(Task)
Say how many lines of these entries include the word "tanδ", and answer with the number alone.

(Records shown)
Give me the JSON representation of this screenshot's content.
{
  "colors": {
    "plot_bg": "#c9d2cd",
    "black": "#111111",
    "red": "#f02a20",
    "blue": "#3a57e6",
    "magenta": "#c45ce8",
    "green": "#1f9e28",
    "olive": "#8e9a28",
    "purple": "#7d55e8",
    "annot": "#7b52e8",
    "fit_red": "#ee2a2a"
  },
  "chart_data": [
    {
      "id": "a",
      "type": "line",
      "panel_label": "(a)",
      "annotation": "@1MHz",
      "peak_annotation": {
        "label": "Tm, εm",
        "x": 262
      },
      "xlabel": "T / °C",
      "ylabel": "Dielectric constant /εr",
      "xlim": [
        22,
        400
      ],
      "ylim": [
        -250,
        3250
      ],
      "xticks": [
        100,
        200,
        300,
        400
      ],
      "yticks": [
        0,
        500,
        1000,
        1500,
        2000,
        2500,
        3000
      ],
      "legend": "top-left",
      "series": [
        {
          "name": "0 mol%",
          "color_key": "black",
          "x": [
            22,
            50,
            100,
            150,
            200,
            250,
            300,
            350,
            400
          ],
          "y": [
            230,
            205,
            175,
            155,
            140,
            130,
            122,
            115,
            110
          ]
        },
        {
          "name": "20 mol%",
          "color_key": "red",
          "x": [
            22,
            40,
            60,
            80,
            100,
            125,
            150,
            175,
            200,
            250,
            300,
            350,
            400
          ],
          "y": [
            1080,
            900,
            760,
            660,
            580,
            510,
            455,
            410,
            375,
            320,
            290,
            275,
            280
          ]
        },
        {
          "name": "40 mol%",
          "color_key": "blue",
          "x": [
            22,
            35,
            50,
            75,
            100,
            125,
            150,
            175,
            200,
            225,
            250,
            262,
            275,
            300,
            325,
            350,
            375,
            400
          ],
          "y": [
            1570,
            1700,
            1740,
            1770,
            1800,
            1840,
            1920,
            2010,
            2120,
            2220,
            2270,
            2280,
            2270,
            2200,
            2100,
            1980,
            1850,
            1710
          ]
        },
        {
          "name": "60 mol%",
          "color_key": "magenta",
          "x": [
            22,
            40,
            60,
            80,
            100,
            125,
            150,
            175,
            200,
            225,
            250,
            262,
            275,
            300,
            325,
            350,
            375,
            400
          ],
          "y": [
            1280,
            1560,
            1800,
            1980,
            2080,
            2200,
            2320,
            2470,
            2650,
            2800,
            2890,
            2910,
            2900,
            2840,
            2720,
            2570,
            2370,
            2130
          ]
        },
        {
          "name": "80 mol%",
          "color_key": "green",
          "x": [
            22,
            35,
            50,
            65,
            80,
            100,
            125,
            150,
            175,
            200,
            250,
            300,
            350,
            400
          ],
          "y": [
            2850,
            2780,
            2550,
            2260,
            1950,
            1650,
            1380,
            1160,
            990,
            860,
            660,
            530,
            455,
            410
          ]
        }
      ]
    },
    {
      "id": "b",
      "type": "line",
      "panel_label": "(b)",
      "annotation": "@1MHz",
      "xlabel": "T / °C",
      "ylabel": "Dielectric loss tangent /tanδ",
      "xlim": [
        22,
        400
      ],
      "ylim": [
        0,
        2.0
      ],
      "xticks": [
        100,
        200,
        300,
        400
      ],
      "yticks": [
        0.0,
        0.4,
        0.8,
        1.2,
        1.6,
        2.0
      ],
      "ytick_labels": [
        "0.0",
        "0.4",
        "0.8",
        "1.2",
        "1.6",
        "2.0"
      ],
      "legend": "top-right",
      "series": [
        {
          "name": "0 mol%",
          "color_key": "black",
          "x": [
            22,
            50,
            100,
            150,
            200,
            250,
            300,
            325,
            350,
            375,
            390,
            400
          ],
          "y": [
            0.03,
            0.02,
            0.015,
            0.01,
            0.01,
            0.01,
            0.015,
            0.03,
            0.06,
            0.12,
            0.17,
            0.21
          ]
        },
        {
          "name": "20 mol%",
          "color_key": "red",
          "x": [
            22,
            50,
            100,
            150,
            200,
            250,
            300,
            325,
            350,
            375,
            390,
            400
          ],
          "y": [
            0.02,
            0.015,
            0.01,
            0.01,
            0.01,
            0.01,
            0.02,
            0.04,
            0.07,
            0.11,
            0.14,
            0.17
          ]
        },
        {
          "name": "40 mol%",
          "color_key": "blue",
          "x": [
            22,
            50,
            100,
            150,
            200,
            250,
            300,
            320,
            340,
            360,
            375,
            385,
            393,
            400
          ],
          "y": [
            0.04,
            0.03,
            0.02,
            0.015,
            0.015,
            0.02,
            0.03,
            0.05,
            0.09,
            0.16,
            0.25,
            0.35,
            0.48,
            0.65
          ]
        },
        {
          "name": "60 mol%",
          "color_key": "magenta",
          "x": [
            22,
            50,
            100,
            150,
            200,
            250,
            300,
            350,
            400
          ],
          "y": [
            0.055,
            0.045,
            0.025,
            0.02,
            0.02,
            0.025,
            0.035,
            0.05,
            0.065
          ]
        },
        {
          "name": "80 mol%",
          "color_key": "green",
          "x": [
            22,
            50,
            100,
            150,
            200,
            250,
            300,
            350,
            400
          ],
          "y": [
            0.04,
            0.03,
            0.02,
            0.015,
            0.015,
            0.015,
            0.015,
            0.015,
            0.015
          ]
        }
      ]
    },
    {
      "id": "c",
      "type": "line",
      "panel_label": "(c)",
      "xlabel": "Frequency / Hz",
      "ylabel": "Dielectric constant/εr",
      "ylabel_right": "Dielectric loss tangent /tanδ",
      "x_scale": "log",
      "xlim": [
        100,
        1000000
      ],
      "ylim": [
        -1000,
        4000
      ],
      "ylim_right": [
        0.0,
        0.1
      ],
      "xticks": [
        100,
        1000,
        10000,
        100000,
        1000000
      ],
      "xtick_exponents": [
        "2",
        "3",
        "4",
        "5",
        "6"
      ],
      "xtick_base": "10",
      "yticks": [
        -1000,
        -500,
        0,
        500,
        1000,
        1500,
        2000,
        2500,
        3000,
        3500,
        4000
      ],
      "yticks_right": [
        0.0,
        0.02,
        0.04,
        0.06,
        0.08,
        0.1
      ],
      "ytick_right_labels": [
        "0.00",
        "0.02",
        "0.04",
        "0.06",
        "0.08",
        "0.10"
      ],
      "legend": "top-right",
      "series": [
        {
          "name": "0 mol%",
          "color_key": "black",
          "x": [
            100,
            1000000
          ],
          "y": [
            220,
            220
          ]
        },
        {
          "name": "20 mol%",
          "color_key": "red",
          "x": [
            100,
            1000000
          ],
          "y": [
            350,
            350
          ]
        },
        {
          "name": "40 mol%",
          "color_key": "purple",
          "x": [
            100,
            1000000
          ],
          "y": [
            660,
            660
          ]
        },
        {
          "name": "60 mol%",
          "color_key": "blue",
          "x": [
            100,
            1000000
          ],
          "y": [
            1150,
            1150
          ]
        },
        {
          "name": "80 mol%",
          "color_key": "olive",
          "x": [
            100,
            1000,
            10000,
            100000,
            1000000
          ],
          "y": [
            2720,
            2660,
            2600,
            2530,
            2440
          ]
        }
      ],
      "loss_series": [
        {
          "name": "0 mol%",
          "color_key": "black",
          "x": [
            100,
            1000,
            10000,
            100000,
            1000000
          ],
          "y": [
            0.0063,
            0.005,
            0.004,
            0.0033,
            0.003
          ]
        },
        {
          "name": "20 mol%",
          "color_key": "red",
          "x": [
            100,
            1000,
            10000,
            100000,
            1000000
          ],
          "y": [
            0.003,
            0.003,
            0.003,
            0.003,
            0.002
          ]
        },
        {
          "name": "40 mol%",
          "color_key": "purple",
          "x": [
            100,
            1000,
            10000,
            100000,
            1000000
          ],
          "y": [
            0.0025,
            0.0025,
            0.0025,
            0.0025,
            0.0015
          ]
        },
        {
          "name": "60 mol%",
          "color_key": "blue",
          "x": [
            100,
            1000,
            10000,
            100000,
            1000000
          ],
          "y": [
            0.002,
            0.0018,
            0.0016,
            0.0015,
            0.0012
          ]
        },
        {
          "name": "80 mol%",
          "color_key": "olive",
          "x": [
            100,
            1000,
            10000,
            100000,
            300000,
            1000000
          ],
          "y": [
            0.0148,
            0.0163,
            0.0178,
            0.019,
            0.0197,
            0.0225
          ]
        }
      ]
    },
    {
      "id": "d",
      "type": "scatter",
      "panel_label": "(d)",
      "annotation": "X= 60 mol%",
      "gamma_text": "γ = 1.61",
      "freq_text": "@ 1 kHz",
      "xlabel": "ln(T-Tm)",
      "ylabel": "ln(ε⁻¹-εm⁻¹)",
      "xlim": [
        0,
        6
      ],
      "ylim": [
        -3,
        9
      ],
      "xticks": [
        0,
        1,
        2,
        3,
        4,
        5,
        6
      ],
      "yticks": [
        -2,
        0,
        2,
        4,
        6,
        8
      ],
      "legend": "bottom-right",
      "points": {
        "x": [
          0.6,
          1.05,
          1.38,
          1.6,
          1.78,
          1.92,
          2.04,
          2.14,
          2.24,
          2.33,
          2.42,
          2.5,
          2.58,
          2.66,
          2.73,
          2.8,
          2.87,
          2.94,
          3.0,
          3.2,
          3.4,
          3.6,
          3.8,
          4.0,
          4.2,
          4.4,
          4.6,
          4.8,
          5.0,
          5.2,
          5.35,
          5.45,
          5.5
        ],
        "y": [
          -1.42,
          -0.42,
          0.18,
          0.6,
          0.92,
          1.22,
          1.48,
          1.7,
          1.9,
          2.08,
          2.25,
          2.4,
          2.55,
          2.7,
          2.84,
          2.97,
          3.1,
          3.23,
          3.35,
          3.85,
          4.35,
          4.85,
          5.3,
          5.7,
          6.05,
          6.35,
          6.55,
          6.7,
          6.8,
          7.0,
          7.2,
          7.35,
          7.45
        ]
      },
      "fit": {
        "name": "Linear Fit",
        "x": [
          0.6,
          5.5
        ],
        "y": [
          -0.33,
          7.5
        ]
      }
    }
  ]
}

(Answer for this exercise)
2